**Given task**: Please repeat all of the listing exactly.

(Dataset rows)
····················

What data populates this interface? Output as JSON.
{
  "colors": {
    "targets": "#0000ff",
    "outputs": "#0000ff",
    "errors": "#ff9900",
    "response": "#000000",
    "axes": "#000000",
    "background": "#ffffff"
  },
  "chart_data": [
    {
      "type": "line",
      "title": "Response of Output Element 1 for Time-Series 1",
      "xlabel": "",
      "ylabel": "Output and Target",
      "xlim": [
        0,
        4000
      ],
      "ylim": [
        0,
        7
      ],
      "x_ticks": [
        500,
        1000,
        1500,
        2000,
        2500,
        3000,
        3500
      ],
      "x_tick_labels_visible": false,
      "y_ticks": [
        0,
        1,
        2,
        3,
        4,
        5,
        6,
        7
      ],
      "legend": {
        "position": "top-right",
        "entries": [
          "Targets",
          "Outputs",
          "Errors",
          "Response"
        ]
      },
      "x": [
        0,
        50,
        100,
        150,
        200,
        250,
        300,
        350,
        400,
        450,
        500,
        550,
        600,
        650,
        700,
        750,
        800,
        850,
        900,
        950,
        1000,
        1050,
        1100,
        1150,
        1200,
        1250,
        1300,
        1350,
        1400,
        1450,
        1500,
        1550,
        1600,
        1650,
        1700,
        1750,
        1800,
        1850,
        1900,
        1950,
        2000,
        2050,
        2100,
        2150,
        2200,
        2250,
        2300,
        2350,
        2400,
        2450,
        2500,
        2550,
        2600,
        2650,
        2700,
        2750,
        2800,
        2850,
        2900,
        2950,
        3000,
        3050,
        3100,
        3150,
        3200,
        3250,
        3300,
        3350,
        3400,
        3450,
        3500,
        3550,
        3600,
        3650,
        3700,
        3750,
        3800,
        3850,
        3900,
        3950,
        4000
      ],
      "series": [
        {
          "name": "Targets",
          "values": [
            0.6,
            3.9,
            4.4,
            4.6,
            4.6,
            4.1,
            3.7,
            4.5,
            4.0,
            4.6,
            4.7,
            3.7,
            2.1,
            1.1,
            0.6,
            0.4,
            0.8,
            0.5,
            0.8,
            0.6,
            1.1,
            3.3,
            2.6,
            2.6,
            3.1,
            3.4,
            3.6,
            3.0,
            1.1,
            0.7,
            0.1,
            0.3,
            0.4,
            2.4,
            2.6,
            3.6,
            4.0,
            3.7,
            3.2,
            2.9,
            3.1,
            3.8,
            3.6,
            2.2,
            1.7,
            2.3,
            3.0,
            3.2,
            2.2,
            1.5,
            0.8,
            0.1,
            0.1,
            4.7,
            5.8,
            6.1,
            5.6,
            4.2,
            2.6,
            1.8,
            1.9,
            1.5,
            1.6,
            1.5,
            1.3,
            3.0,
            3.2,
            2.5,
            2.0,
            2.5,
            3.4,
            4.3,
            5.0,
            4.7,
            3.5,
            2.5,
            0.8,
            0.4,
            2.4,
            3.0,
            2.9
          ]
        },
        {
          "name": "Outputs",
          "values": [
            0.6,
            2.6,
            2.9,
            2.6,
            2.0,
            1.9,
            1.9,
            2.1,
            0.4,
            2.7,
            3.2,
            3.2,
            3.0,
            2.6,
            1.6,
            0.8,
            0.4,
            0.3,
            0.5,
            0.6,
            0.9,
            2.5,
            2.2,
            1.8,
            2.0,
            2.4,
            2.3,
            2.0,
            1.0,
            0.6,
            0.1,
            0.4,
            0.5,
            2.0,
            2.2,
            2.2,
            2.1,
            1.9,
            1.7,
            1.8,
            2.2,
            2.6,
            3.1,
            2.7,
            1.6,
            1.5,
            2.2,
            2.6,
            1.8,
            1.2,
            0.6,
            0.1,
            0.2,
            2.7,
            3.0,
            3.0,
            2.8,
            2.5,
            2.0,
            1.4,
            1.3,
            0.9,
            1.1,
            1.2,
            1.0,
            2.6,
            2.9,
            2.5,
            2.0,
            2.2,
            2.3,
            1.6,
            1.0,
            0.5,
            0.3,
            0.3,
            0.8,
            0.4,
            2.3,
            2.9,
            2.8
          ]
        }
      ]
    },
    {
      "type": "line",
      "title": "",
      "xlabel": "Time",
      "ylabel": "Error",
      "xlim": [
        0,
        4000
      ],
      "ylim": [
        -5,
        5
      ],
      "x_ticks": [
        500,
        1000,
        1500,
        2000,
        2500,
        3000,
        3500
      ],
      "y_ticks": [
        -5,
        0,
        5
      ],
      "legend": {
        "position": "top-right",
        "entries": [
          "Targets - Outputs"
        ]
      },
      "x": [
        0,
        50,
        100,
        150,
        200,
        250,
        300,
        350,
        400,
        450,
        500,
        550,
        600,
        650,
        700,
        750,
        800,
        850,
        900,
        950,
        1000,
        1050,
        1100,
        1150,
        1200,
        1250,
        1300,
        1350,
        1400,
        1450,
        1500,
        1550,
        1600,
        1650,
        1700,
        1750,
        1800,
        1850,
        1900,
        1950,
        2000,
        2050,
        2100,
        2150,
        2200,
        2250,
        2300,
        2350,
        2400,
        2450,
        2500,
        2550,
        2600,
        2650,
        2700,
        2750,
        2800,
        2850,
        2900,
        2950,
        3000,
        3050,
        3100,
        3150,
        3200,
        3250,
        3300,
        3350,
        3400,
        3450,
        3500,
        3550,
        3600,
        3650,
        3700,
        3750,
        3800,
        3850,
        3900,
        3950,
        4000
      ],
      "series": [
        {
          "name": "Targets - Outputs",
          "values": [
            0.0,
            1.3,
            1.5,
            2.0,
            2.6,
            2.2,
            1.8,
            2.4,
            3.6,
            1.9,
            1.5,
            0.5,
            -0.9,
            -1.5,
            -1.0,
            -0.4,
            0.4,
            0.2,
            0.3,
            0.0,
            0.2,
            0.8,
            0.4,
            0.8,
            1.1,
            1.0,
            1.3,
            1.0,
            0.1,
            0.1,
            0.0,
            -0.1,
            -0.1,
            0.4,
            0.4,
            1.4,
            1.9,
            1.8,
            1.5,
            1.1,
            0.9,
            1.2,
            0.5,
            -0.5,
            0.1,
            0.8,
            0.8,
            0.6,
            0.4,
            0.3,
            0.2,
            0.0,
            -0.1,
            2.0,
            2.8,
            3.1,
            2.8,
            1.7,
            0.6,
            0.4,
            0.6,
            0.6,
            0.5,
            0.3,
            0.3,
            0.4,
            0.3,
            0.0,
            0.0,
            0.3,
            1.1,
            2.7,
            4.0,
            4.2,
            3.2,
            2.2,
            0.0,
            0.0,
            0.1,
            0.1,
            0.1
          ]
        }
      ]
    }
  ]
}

····················

**Solved problem**:
What data populates this interface? Output as JSON.
{
  "colors": {
    "targets": "#0000ff",
    "outputs": "#0000ff",
    "errors": "#ff9900",
    "response": "#000000",
    "axes": "#000000",
    "background": "#ffffff"
  },
  "chart_data": [
    {
      "type": "line",
      "title": "Response of Output Element 1 for Time-Series 1",
      "xlabel": "",
      "ylabel": "Output and Target",
      "xlim": [
        0,
        4000
      ],
      "ylim": [
        0,
        7
      ],
      "x_ticks": [
        500,
        1000,
        1500,
        2000,
        2500,
        3000,
        3500
      ],
      "x_tick_labels_visible": false,
      "y_ticks": [
        0,
        1,
        2,
        3,
        4,
        5,
        6,
        7
      ],
      "legend": {
        "position": "top-right",
        "entries": [
          "Targets",
          "Outputs",
          "Errors",
          "Response"
        ]
      },
      "x": [
        0,
        50,
        100,
        150,
        200,
        250,
        300,
        350,
        400,
        450,
        500,
        550,
        600,
        650,
        700,
        750,
        800,
        850,
        900,
        950,
        1000,
        1050,
        1100,
        1150,
        1200,
        1250,
        1300,
        1350,
        1400,
        1450,
        1500,
        1550,
        1600,
        1650,
        1700,
        1750,
        1800,
        1850,
        1900,
        1950,
        2000,
        2050,
        2100,
        2150,
        2200,
        2250,
        2300,
        2350,
        2400,
        2450,
        2500,
        2550,
        2600,
        2650,
        2700,
        2750,
        2800,
        2850,
        2900,
        2950,
        3000,
        3050,
        3100,
        3150,
        3200,
        3250,
        3300,
        3350,
        3400,
        3450,
        3500,
        3550,
        3600,
        3650,
        3700,
        3750,
        3800,
        3850,
        3900,
        3950,
        4000
      ],
      "series": [
        {
          "name": "Targets",
          "values": [
            0.6,
            3.9,
            4.4,
            4.6,
            4.6,
            4.1,
            3.7,
            4.5,
            4.0,
            4.6,
            4.7,
            3.7,
            2.1,
            1.1,
            0.6,
            0.4,
            0.8,
            0.5,
            0.8,
            0.6,
            1.1,
            3.3,
            2.6,
            2.6,
            3.1,
            3.4,
            3.6,
            3.0,
            1.1,
            0.7,
            0.1,
            0.3,
            0.4,
            2.4,
            2.6,
            3.6,
            4.0,
            3.7,
            3.2,
            2.9,
            3.1,
            3.8,
            3.6,
            2.2,
            1.7,
            2.3,
            3.0,
            3.2,
            2.2,
            1.5,
            0.8,
            0.1,
            0.1,
            4.7,
            5.8,
            6.1,
            5.6,
            4.2,
            2.6,
            1.8,
            1.9,
            1.5,
            1.6,
            1.5,
            1.3,
            3.0,
            3.2,
            2.5,
            2.0,
            2.5,
            3.4,
            4.3,
            5.0,
            4.7,
            3.5,
            2.5,
            0.8,
            0.4,
            2.4,
            3.0,
            2.9
          ]
        },
        {
          "name": "Outputs",
          "values": [
            0.6,
            2.6,
            2.9,
            2.6,
            2.0,
            1.9,
            1.9,
            2.1,
            0.4,
            2.7,
            3.2,
            3.2,
            3.0,
            2.6,
            1.6,
            0.8,
            0.4,
            0.3,
            0.5,
            0.6,
            0.9,
            2.5,
            2.2,
            1.8,
            2.0,
            2.4,
            2.3,
            2.0,
            1.0,
            0.6,
            0.1,
            0.4,
            0.5,
            2.0,
            2.2,
            2.2,
            2.1,
            1.9,
            1.7,
            1.8,
            2.2,
            2.6,
            3.1,
            2.7,
            1.6,
            1.5,
            2.2,
            2.6,
            1.8,
            1.2,
            0.6,
            0.1,
            0.2,
            2.7,
            3.0,
            3.0,
            2.8,
            2.5,
            2.0,
            1.4,
            1.3,
            0.9,
            1.1,
            1.2,
            1.0,
            2.6,
            2.9,
            2.5,
            2.0,
            2.2,
            2.3,
            1.6,
            1.0,
            0.5,
            0.3,
            0.3,
            0.8,
            0.4,
            2.3,
            2.9,
            2.8
          ]
        }
      ]
    },
    {
      "type": "line",
      "title": "",
      "xlabel": "Time",
      "ylabel": "Error",
      "xlim": [
        0,
        4000
      ],
      "ylim": [
        -5,
        5
      ],
      "x_ticks": [
        500,
        1000,
        1500,
        2000,
        2500,
        3000,
        3500
      ],
      "y_ticks": [
        -5,
        0,
        5
      ],
      "legend": {
        "position": "top-right",
        "entries": [
          "Targets - Outputs"
        ]
      },
      "x": [
        0,
        50,
        100,
        150,
        200,
        250,
        300,
        350,
        400,
        450,
        500,
        550,
        600,
        650,
        700,
        750,
        800,
        850,
        900,
        950,
        1000,
        1050,
        1100,
        1150,
        1200,
        1250,
        1300,
        1350,
        1400,
        1450,
        1500,
        1550,
        1600,
        1650,
        1700,
        1750,
        1800,
        1850,
        1900,
        1950,
        2000,
        2050,
        2100,
        2150,
        2200,
        2250,
        2300,
        2350,
        2400,
        2450,
        2500,
        2550,
        2600,
        2650,
        2700,
        2750,
        2800,
        2850,
        2900,
        2950,
        3000,
        3050,
        3100,
        3150,
        3200,
        3250,
        3300,
        3350,
        3400,
        3450,
        3500,
        3550,
        3600,
        3650,
        3700,
        3750,
        3800,
        3850,
        3900,
        3950,
        4000
      ],
      "series": [
        {
          "name": "Targets - Outputs",
          "values": [
            0.0,
            1.3,
            1.5,
            2.0,
            2.6,
            2.2,
            1.8,
            2.4,
            3.6,
            1.9,
            1.5,
            0.5,
            -0.9,
            -1.5,
            -1.0,
            -0.4,
            0.4,
            0.2,
            0.3,
            0.0,
            0.2,
            0.8,
            0.4,
            0.8,
            1.1,
            1.0,
            1.3,
            1.0,
            0.1,
            0.1,
            0.0,
            -0.1,
            -0.1,
            0.4,
            0.4,
            1.4,
            1.9,
            1.8,
            1.5,
            1.1,
            0.9,
            1.2,
            0.5,
            -0.5,
            0.1,
            0.8,
            0.8,
            0.6,
            0.4,
            0.3,
            0.2,
            0.0,
            -0.1,
            2.0,
            2.8,
            3.1,
            2.8,
            1.7,
            0.6,
            0.4,
            0.6,
            0.6,
            0.5,
            0.3,
            0.3,
            0.4,
            0.3,
            0.0,
            0.0,
            0.3,
            1.1,
            2.7,
            4.0,
            4.2,
            3.2,
            2.2,
            0.0,
            0.0,
            0.1,
            0.1,
            0.1
          ]
        }
      ]
    }
  ]
}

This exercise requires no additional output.